### DO THIS
Report all lines holding "Application".

### EXTRACTED MATERIAL
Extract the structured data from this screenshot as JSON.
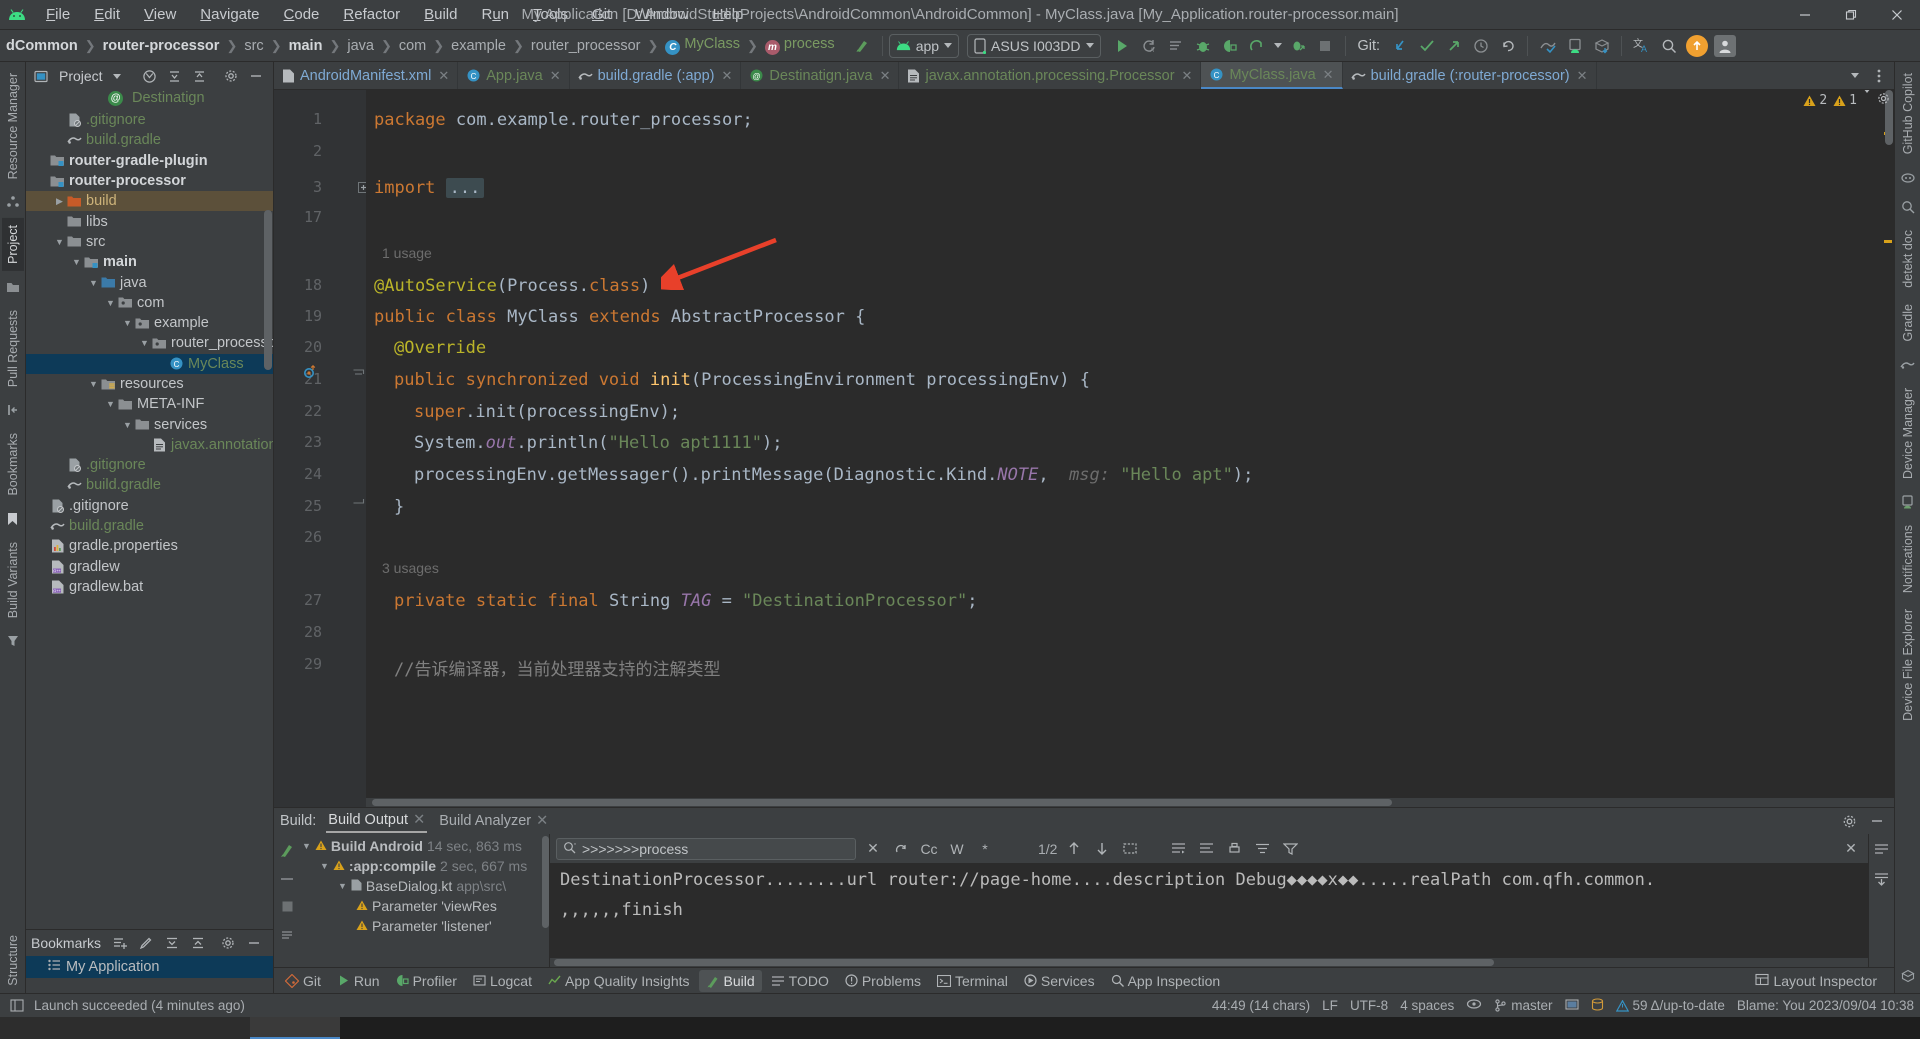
{
  "window": {
    "title": "My Application [D:\\AndroidStudioProjects\\AndroidCommon\\AndroidCommon] - MyClass.java [My_Application.router-processor.main]",
    "minimize": "—",
    "restore": "❐",
    "close": "✕"
  },
  "menu": [
    "File",
    "Edit",
    "View",
    "Navigate",
    "Code",
    "Refactor",
    "Build",
    "Run",
    "Tools",
    "Git",
    "Window",
    "Help"
  ],
  "breadcrumbs": [
    {
      "label": "dCommon",
      "style": "bold"
    },
    {
      "label": "router-processor",
      "style": "bold"
    },
    {
      "label": "src",
      "style": "normal"
    },
    {
      "label": "main",
      "style": "bold"
    },
    {
      "label": "java",
      "style": "normal"
    },
    {
      "label": "com",
      "style": "normal"
    },
    {
      "label": "example",
      "style": "normal"
    },
    {
      "label": "router_processor",
      "style": "normal"
    },
    {
      "label": "MyClass",
      "style": "green",
      "icon": "c"
    },
    {
      "label": "process",
      "style": "green",
      "icon": "m"
    }
  ],
  "toolbar": {
    "module_selector": "app",
    "device_selector": "ASUS I003DD",
    "git_label": "Git:",
    "run_tooltip": "Run",
    "icons": [
      "run-icon",
      "rerun-icon",
      "apply-changes-icon",
      "debug-icon",
      "profile-icon",
      "attach-debugger-icon",
      "stop-icon",
      "update-project-icon",
      "commit-icon",
      "push-icon",
      "history-icon",
      "rollback-icon",
      "layout-inspector-icon",
      "device-manager-icon",
      "device-explorer-icon",
      "translate-icon",
      "search-icon",
      "update-available-icon",
      "account-icon"
    ]
  },
  "editor_tabs": [
    {
      "label": "AndroidManifest.xml",
      "icon": "xml-file-icon",
      "color": "blue",
      "active": false
    },
    {
      "label": "App.java",
      "icon": "class-icon",
      "color": "green",
      "active": false
    },
    {
      "label": "build.gradle (:app)",
      "icon": "gradle-icon",
      "color": "blue",
      "active": false
    },
    {
      "label": "Destinatign.java",
      "icon": "annotation-icon",
      "color": "green",
      "active": false
    },
    {
      "label": "javax.annotation.processing.Processor",
      "icon": "text-file-icon",
      "color": "green",
      "active": false
    },
    {
      "label": "MyClass.java",
      "icon": "class-icon",
      "color": "green",
      "active": true
    },
    {
      "label": "build.gradle (:router-processor)",
      "icon": "gradle-icon",
      "color": "blue",
      "active": false
    }
  ],
  "project_panel": {
    "title": "Project",
    "floating_label": "Destinatign",
    "tree": [
      {
        "depth": 3,
        "label": ".gitignore",
        "icon": "gitignore-icon",
        "style": "green",
        "arrow": ""
      },
      {
        "depth": 3,
        "label": "build.gradle",
        "icon": "gradle-icon",
        "style": "green",
        "arrow": ""
      },
      {
        "depth": 2,
        "label": "router-gradle-plugin",
        "icon": "module-icon",
        "style": "bold",
        "arrow": ""
      },
      {
        "depth": 2,
        "label": "router-processor",
        "icon": "module-icon",
        "style": "bold",
        "arrow": ""
      },
      {
        "depth": 3,
        "label": "build",
        "icon": "folder-orange-icon",
        "style": "yellowish",
        "arrow": "collapsed",
        "highlight": "build"
      },
      {
        "depth": 3,
        "label": "libs",
        "icon": "folder-icon",
        "style": "white",
        "arrow": ""
      },
      {
        "depth": 3,
        "label": "src",
        "icon": "folder-icon",
        "style": "white",
        "arrow": "expanded"
      },
      {
        "depth": 4,
        "label": "main",
        "icon": "module-icon",
        "style": "bold",
        "arrow": "expanded"
      },
      {
        "depth": 5,
        "label": "java",
        "icon": "folder-blue-icon",
        "style": "white",
        "arrow": "expanded"
      },
      {
        "depth": 6,
        "label": "com",
        "icon": "package-icon",
        "style": "white",
        "arrow": "expanded"
      },
      {
        "depth": 7,
        "label": "example",
        "icon": "package-icon",
        "style": "white",
        "arrow": "expanded"
      },
      {
        "depth": 8,
        "label": "router_processor",
        "icon": "package-icon",
        "style": "white",
        "arrow": "expanded"
      },
      {
        "depth": 9,
        "label": "MyClass",
        "icon": "class-icon",
        "style": "green",
        "arrow": "",
        "highlight": "selected"
      },
      {
        "depth": 5,
        "label": "resources",
        "icon": "resources-icon",
        "style": "white",
        "arrow": "expanded"
      },
      {
        "depth": 6,
        "label": "META-INF",
        "icon": "folder-icon",
        "style": "white",
        "arrow": "expanded"
      },
      {
        "depth": 7,
        "label": "services",
        "icon": "folder-icon",
        "style": "white",
        "arrow": "expanded"
      },
      {
        "depth": 8,
        "label": "javax.annotation.pro",
        "icon": "text-file-icon",
        "style": "green",
        "arrow": ""
      },
      {
        "depth": 3,
        "label": ".gitignore",
        "icon": "gitignore-icon",
        "style": "green",
        "arrow": ""
      },
      {
        "depth": 3,
        "label": "build.gradle",
        "icon": "gradle-icon",
        "style": "green",
        "arrow": ""
      },
      {
        "depth": 2,
        "label": ".gitignore",
        "icon": "gitignore-icon",
        "style": "white",
        "arrow": ""
      },
      {
        "depth": 2,
        "label": "build.gradle",
        "icon": "gradle-icon",
        "style": "green",
        "arrow": ""
      },
      {
        "depth": 2,
        "label": "gradle.properties",
        "icon": "properties-icon",
        "style": "white",
        "arrow": ""
      },
      {
        "depth": 2,
        "label": "gradlew",
        "icon": "gradlew-icon",
        "style": "white",
        "arrow": ""
      },
      {
        "depth": 2,
        "label": "gradlew.bat",
        "icon": "gradlew-icon",
        "style": "white",
        "arrow": ""
      }
    ]
  },
  "bookmarks_panel": {
    "title": "Bookmarks",
    "items": [
      "My Application"
    ]
  },
  "left_strip": [
    "Resource Manager",
    "Project",
    "Pull Requests",
    "Bookmarks",
    "Build Variants",
    "Structure"
  ],
  "right_strip": [
    "Gradle",
    "Device Manager",
    "Notifications",
    "Device File Explorer",
    "detekt doc",
    "GitHub Copilot"
  ],
  "code": {
    "file": "MyClass.java",
    "warnings_count": "2",
    "errors_count": "1",
    "lines": [
      {
        "num": "1",
        "text": "package com.example.router_processor;"
      },
      {
        "num": "2",
        "text": ""
      },
      {
        "num": "3",
        "text": "import ..."
      },
      {
        "num": "17",
        "text": ""
      },
      {
        "num": "",
        "text": "1 usage"
      },
      {
        "num": "18",
        "text": "@AutoService(Process.class)"
      },
      {
        "num": "19",
        "text": "public class MyClass extends AbstractProcessor {"
      },
      {
        "num": "20",
        "text": "    @Override"
      },
      {
        "num": "21",
        "text": "    public synchronized void init(ProcessingEnvironment processingEnv) {"
      },
      {
        "num": "22",
        "text": "        super.init(processingEnv);"
      },
      {
        "num": "23",
        "text": "        System.out.println(\"Hello apt1111\");"
      },
      {
        "num": "24",
        "text": "        processingEnv.getMessager().printMessage(Diagnostic.Kind.NOTE,  msg: \"Hello apt\");"
      },
      {
        "num": "25",
        "text": "    }"
      },
      {
        "num": "26",
        "text": ""
      },
      {
        "num": "",
        "text": "3 usages"
      },
      {
        "num": "27",
        "text": "    private static final String TAG = \"DestinationProcessor\";"
      },
      {
        "num": "28",
        "text": ""
      },
      {
        "num": "29",
        "text": "    //告诉编译器，当前处理器支持的注解类型"
      }
    ]
  },
  "build_panel": {
    "label": "Build:",
    "tabs": [
      {
        "label": "Build Output",
        "active": true
      },
      {
        "label": "Build Analyzer",
        "active": false
      }
    ],
    "tree": [
      {
        "depth": 1,
        "label": "Build Android",
        "time": "14 sec, 863 ms",
        "icon": "warning-icon",
        "bold": true
      },
      {
        "depth": 2,
        "label": ":app:compile",
        "time": "2 sec, 667 ms",
        "icon": "warning-icon",
        "bold": false
      },
      {
        "depth": 3,
        "label": "BaseDialog.kt",
        "time": "app\\src\\",
        "icon": "file-icon",
        "bold": false
      },
      {
        "depth": 4,
        "label": "Parameter 'viewRes",
        "time": "",
        "icon": "warning-icon",
        "bold": false
      },
      {
        "depth": 4,
        "label": "Parameter 'listener'",
        "time": "",
        "icon": "warning-icon",
        "bold": false
      }
    ],
    "search": {
      "value": ">>>>>>>process",
      "match_count": "1/2",
      "options": [
        "Cc",
        "W",
        "*"
      ]
    },
    "console_lines": [
      "DestinationProcessor........url router://page-home....description Debug◆◆◆◆x◆◆.....realPath com.qfh.common.",
      ",,,,,,finish"
    ]
  },
  "bottom_tabs": [
    {
      "label": "Git",
      "icon": "git-icon",
      "active": false
    },
    {
      "label": "Run",
      "icon": "run-icon",
      "active": false
    },
    {
      "label": "Profiler",
      "icon": "profiler-icon",
      "active": false
    },
    {
      "label": "Logcat",
      "icon": "logcat-icon",
      "active": false
    },
    {
      "label": "App Quality Insights",
      "icon": "insights-icon",
      "active": false
    },
    {
      "label": "Build",
      "icon": "build-icon",
      "active": true
    },
    {
      "label": "TODO",
      "icon": "todo-icon",
      "active": false
    },
    {
      "label": "Problems",
      "icon": "problems-icon",
      "active": false
    },
    {
      "label": "Terminal",
      "icon": "terminal-icon",
      "active": false
    },
    {
      "label": "Services",
      "icon": "services-icon",
      "active": false
    },
    {
      "label": "App Inspection",
      "icon": "app-inspection-icon",
      "active": false
    }
  ],
  "bottom_right": {
    "layout_inspector": "Layout Inspector"
  },
  "status_bar": {
    "message": "Launch succeeded (4 minutes ago)",
    "caret": "44:49 (14 chars)",
    "line_sep": "LF",
    "encoding": "UTF-8",
    "indent": "4 spaces",
    "branch": "master",
    "gradle_status": "59 Δ/up-to-date",
    "blame": "Blame: You 2023/09/04 10:38"
  },
  "colors": {
    "accent_blue": "#4a88c7",
    "selection_blue": "#0d3a58",
    "green_text": "#6a8759",
    "orange_kw": "#cc7832",
    "annotation_yellow": "#bbb529",
    "warning_yellow": "#d9a21b",
    "arrow_red": "#e8402a",
    "panel_bg": "#3c3f41",
    "editor_bg": "#2b2b2b"
  }
}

### EXERCISE RESULT
    "title": "My Application [D:\\AndroidStudioProjects\\AndroidCommon\\AndroidCommon] - MyClass.java [My_Application.router-processor.main]",
      "My Application"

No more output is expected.